TASK MATERIAL:
** Begin **

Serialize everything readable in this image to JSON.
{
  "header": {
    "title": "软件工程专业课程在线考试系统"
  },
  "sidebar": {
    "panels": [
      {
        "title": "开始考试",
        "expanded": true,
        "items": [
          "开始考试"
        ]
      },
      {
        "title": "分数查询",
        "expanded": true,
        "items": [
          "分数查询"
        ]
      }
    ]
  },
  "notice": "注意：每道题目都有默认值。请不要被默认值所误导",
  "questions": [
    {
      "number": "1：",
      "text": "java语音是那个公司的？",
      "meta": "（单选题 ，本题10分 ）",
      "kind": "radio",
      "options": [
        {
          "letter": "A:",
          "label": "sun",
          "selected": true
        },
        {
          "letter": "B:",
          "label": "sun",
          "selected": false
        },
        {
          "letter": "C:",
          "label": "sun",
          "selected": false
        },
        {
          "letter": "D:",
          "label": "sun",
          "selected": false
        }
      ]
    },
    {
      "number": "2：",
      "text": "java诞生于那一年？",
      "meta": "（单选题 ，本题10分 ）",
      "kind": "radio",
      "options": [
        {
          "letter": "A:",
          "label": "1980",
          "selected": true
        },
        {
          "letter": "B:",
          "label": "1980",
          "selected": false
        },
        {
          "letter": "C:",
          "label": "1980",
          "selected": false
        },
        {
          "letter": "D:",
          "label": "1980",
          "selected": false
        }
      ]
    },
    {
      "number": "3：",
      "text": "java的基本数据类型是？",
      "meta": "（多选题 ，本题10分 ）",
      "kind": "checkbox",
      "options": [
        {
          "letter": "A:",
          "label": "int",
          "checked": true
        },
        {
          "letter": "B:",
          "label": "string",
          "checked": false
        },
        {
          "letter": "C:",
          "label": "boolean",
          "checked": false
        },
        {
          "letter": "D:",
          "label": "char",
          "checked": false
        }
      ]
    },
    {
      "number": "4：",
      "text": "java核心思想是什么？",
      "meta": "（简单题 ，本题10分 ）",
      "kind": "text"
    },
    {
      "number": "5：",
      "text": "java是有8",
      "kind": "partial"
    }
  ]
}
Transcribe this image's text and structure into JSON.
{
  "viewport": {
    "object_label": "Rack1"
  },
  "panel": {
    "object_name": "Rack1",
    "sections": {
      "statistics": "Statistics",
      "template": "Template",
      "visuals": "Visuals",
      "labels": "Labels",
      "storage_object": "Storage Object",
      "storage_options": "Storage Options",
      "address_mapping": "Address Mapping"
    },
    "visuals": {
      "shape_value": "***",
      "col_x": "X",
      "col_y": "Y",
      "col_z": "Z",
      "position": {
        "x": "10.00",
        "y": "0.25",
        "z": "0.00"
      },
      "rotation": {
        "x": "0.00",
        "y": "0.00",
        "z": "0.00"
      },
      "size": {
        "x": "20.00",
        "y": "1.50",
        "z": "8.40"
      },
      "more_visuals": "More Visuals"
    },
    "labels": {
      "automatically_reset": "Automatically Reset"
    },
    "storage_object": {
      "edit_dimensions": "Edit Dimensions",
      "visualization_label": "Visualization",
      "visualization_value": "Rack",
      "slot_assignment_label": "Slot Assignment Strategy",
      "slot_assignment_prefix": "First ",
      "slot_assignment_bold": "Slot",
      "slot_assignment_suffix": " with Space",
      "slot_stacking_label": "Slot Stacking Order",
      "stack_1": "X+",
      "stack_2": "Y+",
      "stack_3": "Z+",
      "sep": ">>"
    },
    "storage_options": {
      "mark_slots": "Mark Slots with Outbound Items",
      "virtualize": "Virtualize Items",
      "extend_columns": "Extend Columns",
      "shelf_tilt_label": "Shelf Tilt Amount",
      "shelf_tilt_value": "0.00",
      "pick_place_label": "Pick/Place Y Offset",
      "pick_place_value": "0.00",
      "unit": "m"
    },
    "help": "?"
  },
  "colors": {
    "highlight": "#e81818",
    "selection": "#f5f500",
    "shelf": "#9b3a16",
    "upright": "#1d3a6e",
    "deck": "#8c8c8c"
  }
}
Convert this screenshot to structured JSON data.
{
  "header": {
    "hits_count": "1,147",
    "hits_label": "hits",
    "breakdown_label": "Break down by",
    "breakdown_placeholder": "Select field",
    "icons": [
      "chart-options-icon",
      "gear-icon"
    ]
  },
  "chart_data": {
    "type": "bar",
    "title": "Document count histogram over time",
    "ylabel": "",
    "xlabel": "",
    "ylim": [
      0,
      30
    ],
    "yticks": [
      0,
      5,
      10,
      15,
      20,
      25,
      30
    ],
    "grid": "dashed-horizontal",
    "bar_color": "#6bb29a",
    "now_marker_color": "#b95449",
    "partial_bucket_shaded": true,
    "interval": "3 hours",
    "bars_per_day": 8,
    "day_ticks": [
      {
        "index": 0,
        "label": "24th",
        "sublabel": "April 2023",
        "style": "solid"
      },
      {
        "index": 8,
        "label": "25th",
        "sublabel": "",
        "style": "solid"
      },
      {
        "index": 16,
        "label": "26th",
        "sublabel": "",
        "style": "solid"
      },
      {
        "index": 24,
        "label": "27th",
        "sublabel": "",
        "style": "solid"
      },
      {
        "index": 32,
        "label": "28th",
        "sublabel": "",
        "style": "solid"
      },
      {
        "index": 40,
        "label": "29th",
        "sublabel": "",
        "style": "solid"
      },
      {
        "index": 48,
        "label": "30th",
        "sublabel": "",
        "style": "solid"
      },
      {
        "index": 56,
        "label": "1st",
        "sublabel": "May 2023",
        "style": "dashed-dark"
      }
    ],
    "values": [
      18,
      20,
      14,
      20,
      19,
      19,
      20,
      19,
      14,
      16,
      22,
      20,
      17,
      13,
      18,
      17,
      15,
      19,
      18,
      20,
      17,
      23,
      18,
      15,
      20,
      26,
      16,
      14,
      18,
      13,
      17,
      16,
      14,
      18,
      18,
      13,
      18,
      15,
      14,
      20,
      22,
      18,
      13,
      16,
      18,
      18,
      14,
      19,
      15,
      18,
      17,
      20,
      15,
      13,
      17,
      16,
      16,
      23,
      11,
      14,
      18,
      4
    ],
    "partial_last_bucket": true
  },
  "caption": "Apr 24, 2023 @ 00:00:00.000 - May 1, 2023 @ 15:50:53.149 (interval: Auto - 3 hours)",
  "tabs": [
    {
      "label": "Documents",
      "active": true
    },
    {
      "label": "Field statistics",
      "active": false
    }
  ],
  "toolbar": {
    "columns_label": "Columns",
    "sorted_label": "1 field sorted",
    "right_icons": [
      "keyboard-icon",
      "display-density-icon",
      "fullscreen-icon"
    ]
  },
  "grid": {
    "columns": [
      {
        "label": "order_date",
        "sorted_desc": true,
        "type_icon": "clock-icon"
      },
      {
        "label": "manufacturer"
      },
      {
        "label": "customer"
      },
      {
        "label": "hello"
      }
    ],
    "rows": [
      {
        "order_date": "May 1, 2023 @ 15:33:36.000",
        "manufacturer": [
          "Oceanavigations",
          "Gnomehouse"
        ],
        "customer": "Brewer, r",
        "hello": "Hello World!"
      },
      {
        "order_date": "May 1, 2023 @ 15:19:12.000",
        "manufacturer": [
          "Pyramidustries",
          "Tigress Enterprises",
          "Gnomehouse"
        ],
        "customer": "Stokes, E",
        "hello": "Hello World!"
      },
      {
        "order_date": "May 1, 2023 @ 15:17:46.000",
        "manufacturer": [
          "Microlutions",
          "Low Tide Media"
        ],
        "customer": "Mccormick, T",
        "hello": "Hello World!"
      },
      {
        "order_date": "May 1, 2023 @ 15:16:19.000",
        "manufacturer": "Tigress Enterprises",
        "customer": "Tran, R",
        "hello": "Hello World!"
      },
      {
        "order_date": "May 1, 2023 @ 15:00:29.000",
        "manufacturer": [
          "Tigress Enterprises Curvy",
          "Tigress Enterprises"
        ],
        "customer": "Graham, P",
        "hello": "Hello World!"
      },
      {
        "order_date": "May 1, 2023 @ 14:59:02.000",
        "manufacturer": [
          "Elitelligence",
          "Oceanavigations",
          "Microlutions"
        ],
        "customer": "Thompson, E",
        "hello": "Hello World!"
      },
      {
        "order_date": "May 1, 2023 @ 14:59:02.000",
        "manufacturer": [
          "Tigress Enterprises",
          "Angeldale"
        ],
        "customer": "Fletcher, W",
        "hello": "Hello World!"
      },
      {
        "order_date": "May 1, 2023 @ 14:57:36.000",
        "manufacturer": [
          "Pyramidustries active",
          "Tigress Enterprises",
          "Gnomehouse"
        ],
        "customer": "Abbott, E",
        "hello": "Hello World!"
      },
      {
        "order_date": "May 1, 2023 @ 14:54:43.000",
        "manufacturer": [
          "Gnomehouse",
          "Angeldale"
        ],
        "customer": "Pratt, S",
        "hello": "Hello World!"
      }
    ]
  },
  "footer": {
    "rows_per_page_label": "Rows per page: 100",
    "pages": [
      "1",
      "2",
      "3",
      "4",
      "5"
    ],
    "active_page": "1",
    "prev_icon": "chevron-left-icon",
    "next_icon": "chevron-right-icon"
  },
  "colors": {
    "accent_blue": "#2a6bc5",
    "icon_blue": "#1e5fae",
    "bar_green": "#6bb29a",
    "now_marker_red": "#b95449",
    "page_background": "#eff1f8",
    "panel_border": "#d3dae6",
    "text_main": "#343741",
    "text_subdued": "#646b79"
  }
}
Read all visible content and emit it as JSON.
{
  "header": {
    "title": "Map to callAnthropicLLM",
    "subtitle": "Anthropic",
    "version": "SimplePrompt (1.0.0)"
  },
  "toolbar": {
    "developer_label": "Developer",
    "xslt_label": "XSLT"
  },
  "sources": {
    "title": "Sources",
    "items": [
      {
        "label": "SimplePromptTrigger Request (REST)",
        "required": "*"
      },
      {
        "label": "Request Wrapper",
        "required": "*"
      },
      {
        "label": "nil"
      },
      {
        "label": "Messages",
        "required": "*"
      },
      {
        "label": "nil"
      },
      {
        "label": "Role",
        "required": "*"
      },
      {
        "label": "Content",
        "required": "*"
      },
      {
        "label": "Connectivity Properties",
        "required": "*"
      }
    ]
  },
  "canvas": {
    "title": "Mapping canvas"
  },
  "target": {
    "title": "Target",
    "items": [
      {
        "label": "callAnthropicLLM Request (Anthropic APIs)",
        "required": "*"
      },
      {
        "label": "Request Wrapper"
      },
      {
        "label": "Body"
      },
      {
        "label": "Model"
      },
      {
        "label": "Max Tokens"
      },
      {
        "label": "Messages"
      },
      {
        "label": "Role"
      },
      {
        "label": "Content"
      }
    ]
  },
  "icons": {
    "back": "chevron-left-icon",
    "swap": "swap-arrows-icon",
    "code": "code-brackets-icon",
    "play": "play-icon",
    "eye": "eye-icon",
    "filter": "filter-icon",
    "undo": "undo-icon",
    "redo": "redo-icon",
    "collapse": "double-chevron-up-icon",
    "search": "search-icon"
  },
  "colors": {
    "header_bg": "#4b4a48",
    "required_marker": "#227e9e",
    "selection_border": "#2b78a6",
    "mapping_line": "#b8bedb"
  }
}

** End **

DIRECTIONS:
Copy all the lines above that hold the string "hours".

SOLUTION TO THIS EXERCISE:
    "interval": "3 hours",
  "caption": "Apr 24, 2023 @ 00:00:00.000 - May 1, 2023 @ 15:50:53.149 (interval: Auto - 3 hours)",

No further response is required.